» **Input**:
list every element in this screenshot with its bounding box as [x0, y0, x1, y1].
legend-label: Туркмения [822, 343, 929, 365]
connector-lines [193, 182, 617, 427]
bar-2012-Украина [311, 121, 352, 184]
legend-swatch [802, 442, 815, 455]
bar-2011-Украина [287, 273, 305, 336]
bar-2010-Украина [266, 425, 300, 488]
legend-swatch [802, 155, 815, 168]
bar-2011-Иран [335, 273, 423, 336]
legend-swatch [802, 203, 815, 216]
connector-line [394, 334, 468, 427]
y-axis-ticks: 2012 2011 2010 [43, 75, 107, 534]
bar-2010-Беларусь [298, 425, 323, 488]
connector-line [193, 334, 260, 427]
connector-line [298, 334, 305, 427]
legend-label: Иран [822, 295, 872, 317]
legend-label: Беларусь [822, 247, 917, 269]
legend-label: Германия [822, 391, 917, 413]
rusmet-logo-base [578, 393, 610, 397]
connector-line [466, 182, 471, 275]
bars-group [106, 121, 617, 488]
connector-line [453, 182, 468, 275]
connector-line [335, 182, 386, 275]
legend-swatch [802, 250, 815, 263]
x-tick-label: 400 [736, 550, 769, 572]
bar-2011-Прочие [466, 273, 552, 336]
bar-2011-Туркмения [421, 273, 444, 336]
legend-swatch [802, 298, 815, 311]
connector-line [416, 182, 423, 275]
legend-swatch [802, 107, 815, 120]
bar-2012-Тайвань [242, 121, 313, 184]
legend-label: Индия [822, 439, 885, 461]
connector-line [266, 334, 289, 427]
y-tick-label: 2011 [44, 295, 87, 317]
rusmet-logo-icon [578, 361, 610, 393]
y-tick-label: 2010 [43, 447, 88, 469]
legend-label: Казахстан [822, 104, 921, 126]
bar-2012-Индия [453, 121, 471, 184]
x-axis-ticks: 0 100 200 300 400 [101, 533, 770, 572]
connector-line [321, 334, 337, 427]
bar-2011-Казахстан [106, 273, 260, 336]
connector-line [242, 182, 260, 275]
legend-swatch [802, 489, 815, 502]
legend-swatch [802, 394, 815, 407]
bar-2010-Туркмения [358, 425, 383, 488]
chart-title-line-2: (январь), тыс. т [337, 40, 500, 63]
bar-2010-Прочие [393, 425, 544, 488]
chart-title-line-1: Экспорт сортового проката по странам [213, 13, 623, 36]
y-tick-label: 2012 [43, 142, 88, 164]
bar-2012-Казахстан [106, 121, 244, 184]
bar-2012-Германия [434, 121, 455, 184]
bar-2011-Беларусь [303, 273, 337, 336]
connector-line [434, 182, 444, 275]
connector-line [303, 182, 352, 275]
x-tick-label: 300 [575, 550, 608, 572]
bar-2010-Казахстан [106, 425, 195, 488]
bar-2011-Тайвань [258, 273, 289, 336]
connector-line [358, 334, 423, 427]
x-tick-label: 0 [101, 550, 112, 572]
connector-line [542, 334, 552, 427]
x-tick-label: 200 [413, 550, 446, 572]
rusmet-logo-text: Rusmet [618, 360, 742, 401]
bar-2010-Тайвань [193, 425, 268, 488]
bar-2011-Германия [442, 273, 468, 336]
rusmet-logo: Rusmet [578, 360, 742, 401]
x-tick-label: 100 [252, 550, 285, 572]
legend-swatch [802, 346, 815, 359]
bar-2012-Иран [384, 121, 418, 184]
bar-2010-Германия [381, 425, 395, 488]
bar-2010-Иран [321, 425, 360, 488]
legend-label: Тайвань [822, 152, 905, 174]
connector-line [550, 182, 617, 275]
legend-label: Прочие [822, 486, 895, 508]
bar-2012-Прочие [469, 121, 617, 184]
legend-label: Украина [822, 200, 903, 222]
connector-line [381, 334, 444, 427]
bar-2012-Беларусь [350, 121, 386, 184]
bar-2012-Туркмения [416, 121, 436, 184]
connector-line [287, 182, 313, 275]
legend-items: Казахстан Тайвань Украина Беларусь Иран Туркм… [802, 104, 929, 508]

» **The problem**: Rewrite everything from the start of the data down to the line containing "legend-label: Беларусь [822, 247, 917, 269]", changing "legend-swatch" to "legend-marker" and keeping all else the same. Give only those lines.

» **Problem solution**:
list every element in this screenshot with its bounding box as [x0, y0, x1, y1].
legend-label: Туркмения [822, 343, 929, 365]
connector-lines [193, 182, 617, 427]
bar-2012-Украина [311, 121, 352, 184]
legend-marker [802, 442, 815, 455]
bar-2011-Украина [287, 273, 305, 336]
bar-2010-Украина [266, 425, 300, 488]
legend-marker [802, 155, 815, 168]
bar-2011-Иран [335, 273, 423, 336]
legend-marker [802, 203, 815, 216]
connector-line [394, 334, 468, 427]
y-axis-ticks: 2012 2011 2010 [43, 75, 107, 534]
bar-2010-Беларусь [298, 425, 323, 488]
connector-line [193, 334, 260, 427]
connector-line [298, 334, 305, 427]
legend-label: Иран [822, 295, 872, 317]
legend-label: Беларусь [822, 247, 917, 269]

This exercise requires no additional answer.